:: WRITTEN INSTRUCTION ::
Rewrite the records below as a Markdown table with the columns Row and Line, numbering each row and leaving out blank lines. Begin at the line that contains "text-line: klejek, metalowych" and stop after the line that contains "heading-text: bezprzewodowa może".
■ ■ ■
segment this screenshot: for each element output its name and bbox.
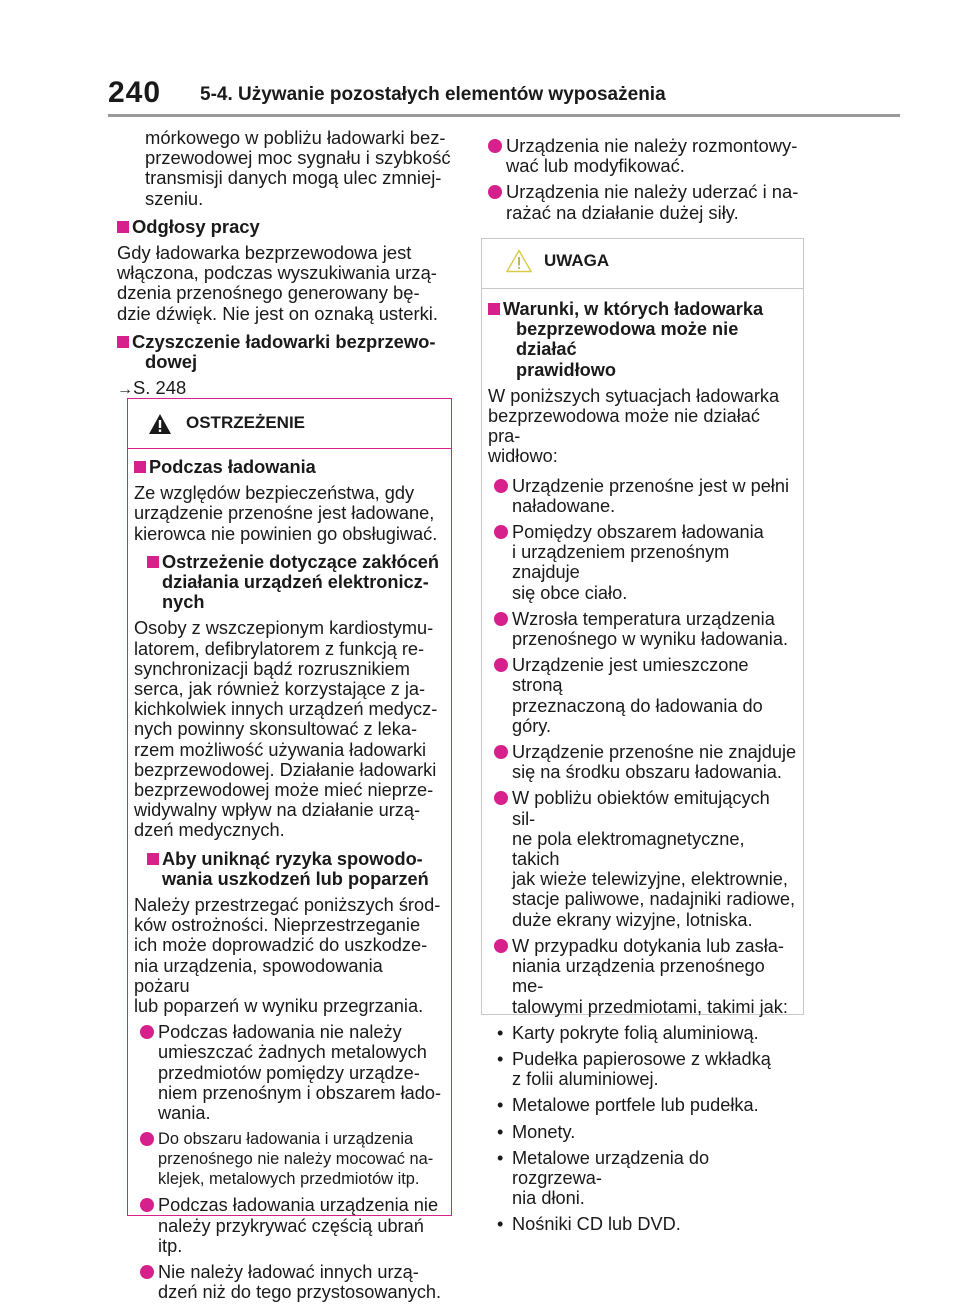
text-line: klejek, metalowych przedmiotów itp. [158, 1170, 420, 1189]
heading-text: dowej [145, 351, 198, 373]
interference-paragraph [134, 618, 443, 840]
continuation-paragraph [117, 128, 452, 209]
heading-text: bezprzewodowa może nie działać [516, 319, 739, 360]
text-line: niem przenośnym i obszarem łado- [158, 1082, 442, 1103]
sub-list-item [488, 1095, 797, 1115]
text-line: talowymi przedmiotami, takimi jak: [512, 996, 788, 1017]
caution-box [481, 238, 804, 1235]
square-bullet-icon [488, 303, 500, 315]
text-line: widywalny wpływ na działanie urzą- [134, 800, 421, 821]
text-line: nia urządzenia, spowodowania pożaru [134, 955, 383, 996]
bullet-mark: • [497, 1048, 504, 1069]
charging-paragraph [134, 483, 443, 544]
text-line: nych powinny skonsultować z leka- [134, 719, 418, 740]
text-line: ne pola elektromagnetyczne, takich [512, 828, 745, 870]
text-line: Do obszaru ładowania i urządzenia [158, 1130, 414, 1149]
right-column [482, 128, 804, 223]
text-line: dzeń niż do tego przystosowanych. [158, 1282, 442, 1303]
bullet-mark: • [497, 1121, 504, 1142]
text-line: latorem, defibrylatorem z funkcją re- [134, 638, 425, 659]
text-line: bezprzewodowa może nie działać pra- [488, 406, 760, 447]
text-line: Metalowe urządzenia do rozgrzewa- [512, 1147, 710, 1188]
sub-list-item [488, 1023, 797, 1043]
section-title: 5-4. Używanie pozostałych elementów wyposażenia [200, 84, 666, 105]
text-line: lub poparzeń w wyniku przegrzania. [134, 996, 424, 1017]
text-line: stacje paliwowe, nadajniki radiowe, [512, 889, 796, 910]
heading-text: prawidłowo [516, 359, 617, 380]
text-line: wania. [158, 1103, 211, 1124]
circle-bullet-icon [494, 939, 508, 953]
text-line: Wzrosła temperatura urządzenia [512, 608, 775, 629]
square-bullet-icon [147, 556, 159, 568]
sub-list-item [488, 1214, 797, 1234]
circle-bullet-icon [494, 612, 508, 626]
sub-list-item [488, 1049, 797, 1089]
text-line: należy przykrywać częścią ubrań itp. [158, 1215, 424, 1256]
warning-title: OSTRZEŻENIE [186, 413, 306, 432]
heading-text: nych [162, 592, 205, 613]
text-line: i urządzeniem przenośnym znajduje [512, 542, 730, 583]
text-line: Urządzenie przenośne jest w pełni [512, 475, 790, 496]
text-line: kierowca nie powinien go obsługiwać. [134, 523, 438, 544]
text-line: Gdy ładowarka bezprzewodowa jest [117, 242, 412, 264]
noise-heading [117, 217, 452, 237]
text-line: się na środku obszaru ładowania. [512, 762, 782, 783]
list-item [134, 1195, 443, 1256]
conditions-heading [488, 299, 797, 380]
list-item [134, 1022, 443, 1123]
circle-bullet-icon [494, 525, 508, 539]
list-item [488, 936, 797, 1017]
text-line: Ze względów bezpieczeństwa, gdy [134, 483, 415, 504]
conditions-intro [488, 386, 797, 467]
heading-text: wania uszkodzeń lub poparzeń [162, 868, 429, 889]
text-line: Pomiędzy obszarem ładowania [512, 522, 764, 543]
text-line: wać lub modyfikować. [506, 155, 685, 177]
text-line: dzie dźwięk. Nie jest on oznaką usterki. [117, 302, 438, 324]
text-line: kichkolwiek innych urządzeń medycz- [134, 699, 438, 720]
heading-text: Ostrzeżenie dotyczące zakłóceń [162, 551, 439, 572]
heading-text: Aby uniknąć ryzyka spowodo- [162, 848, 423, 869]
sub-list-item [488, 1122, 797, 1142]
text-line: Pudełka papierosowe z wkładką [512, 1048, 771, 1069]
warning-box-header [128, 399, 451, 449]
text-line: Urządzenia nie należy uderzać i na- [506, 181, 799, 203]
circle-bullet-icon [140, 1025, 154, 1039]
list-item [482, 182, 804, 222]
text-line: rażać na działanie dużej siły. [506, 201, 739, 223]
text-line: Podczas ładowania urządzenia nie [158, 1195, 439, 1216]
circle-bullet-icon [494, 745, 508, 759]
text-line: przenośnego nie należy mocować na- [158, 1150, 434, 1169]
text-line: Urządzenia nie należy rozmontowy- [506, 135, 798, 156]
text-line: Nośniki CD lub DVD. [512, 1214, 681, 1235]
list-item [482, 136, 804, 176]
text-line: Urządzenie jest umieszczone stroną [512, 655, 749, 696]
text-line: dzenia przenośnego generowany bę- [117, 282, 420, 304]
page-number: 240 [108, 76, 162, 109]
text-line: bezprzewodowej. Działanie ładowarki [134, 759, 437, 780]
text-line: rzem możliwość używania ładowarki [134, 739, 427, 760]
text-line: szeniu. [145, 187, 204, 209]
left-column [117, 128, 452, 400]
text-line: umieszczać żadnych metalowych [158, 1042, 427, 1063]
text-line: urządzenie przenośne jest ładowane, [134, 503, 435, 524]
text-line: Karty pokryte folią aluminiową. [512, 1022, 759, 1043]
sub-list-item [488, 1148, 797, 1209]
list-item [488, 742, 797, 782]
bullet-mark: • [497, 1147, 504, 1168]
text-line: Należy przestrzegać poniższych środ- [134, 895, 441, 916]
bullet-mark: • [497, 1095, 504, 1116]
cleaning-heading [117, 332, 452, 372]
heading-text: Warunki, w których ładowarka [503, 299, 764, 319]
page-header [0, 0, 960, 118]
caution-box-header [482, 239, 803, 289]
text-line: niania urządzenia przenośnego me- [512, 956, 765, 997]
interference-heading [134, 552, 443, 613]
text-line: synchronizacji bądź rozrusznikiem [134, 658, 410, 679]
bullet-mark: • [497, 1214, 504, 1235]
text-line: z folii aluminiowej. [512, 1069, 659, 1090]
header-divider [108, 114, 900, 117]
list-item [134, 1129, 443, 1189]
noise-paragraph [117, 243, 452, 324]
text-line: Podczas ładowania nie należy [158, 1022, 402, 1043]
text-line: W przypadku dotykania lub zasła- [512, 935, 784, 956]
circle-bullet-icon [488, 139, 502, 153]
text-line: Monety. [512, 1121, 576, 1142]
circle-bullet-icon [140, 1132, 154, 1146]
text-line: Metalowe portfele lub pudełka. [512, 1095, 759, 1116]
list-item [488, 655, 797, 736]
heading-text: działania urządzeń elektronicz- [162, 572, 429, 593]
circle-bullet-icon [494, 791, 508, 805]
reference-text: S. 248 [133, 377, 187, 399]
list-item [488, 476, 797, 516]
list-item [488, 788, 797, 929]
text-line: przeznaczoną do ładowania do góry. [512, 695, 763, 736]
square-bullet-icon [147, 853, 159, 865]
text-line: Urządzenie przenośne nie znajduje [512, 742, 797, 763]
avoid-damage-paragraph [134, 895, 443, 1016]
list-item [488, 522, 797, 603]
charging-heading [134, 457, 443, 477]
text-line: ków ostrożności. Nieprzestrzeganie [134, 915, 421, 936]
text-line: mórkowego w pobliżu ładowarki bez- [145, 127, 446, 148]
text-line: widłowo: [488, 446, 558, 467]
avoid-damage-heading [134, 849, 443, 889]
text-line: dzeń medycznych. [134, 820, 285, 841]
square-bullet-icon [134, 461, 146, 473]
text-line: serca, jak również korzystające z ja- [134, 679, 426, 700]
circle-bullet-icon [140, 1198, 154, 1212]
arrow-right-icon: → [117, 381, 133, 399]
circle-bullet-icon [140, 1265, 154, 1279]
text-line: przewodowej moc sygnału i szybkość [145, 147, 451, 169]
square-bullet-icon [117, 221, 129, 233]
list-item [134, 1262, 443, 1302]
warning-triangle-icon [148, 413, 172, 435]
text-line: nia dłoni. [512, 1188, 585, 1209]
text-line: przenośnego w wyniku ładowania. [512, 629, 789, 650]
text-line: naładowane. [512, 495, 616, 516]
heading-text: Odgłosy pracy [132, 215, 260, 237]
square-bullet-icon [117, 336, 129, 348]
text-line: Osoby z wszczepionym kardiostymu- [134, 618, 434, 639]
text-line: się obce ciało. [512, 582, 628, 603]
text-line: bezprzewodowej może mieć nieprze- [134, 780, 434, 801]
warning-box [127, 398, 452, 1303]
circle-bullet-icon [494, 658, 508, 672]
circle-bullet-icon [494, 479, 508, 493]
heading-text: Podczas ładowania [149, 457, 316, 477]
text-line: włączona, podczas wyszukiwania urzą- [117, 262, 437, 284]
heading-text: Czyszczenie ładowarki bezprzewo- [132, 330, 436, 352]
text-line: W poniższych sytuacjach ładowarka [488, 385, 780, 406]
list-item [488, 609, 797, 649]
text-line: W pobliżu obiektów emitujących sil- [512, 788, 770, 829]
caution-title: UWAGA [544, 251, 610, 270]
text-line: transmisji danych mogą ulec zmniej- [145, 167, 442, 189]
text-line: ich może doprowadzić do uszkodze- [134, 935, 428, 956]
text-line: jak wieże telewizyjne, elektrownie, [512, 869, 788, 890]
caution-triangle-icon [506, 249, 532, 273]
text-line: Nie należy ładować innych urzą- [158, 1261, 419, 1282]
bullet-mark: • [497, 1022, 504, 1043]
text-line: przedmiotów pomiędzy urządze- [158, 1062, 420, 1083]
text-line: duże ekrany wizyjne, lotniska. [512, 909, 753, 930]
circle-bullet-icon [488, 185, 502, 199]
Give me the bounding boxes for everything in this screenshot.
■ ■ ■
:: THE OUTPUT ::
| Row | Line |
|---|---|
| 1 | text-line: klejek, metalowych przedmiotów itp. [158, 1170, 420, 1189] |
| 2 | heading-text: dowej [145, 351, 198, 373] |
| 3 | interference-paragraph [134, 618, 443, 840] |
| 4 | continuation-paragraph [117, 128, 452, 209] |
| 5 | heading-text: bezprzewodowa może nie działać [516, 319, 739, 360] |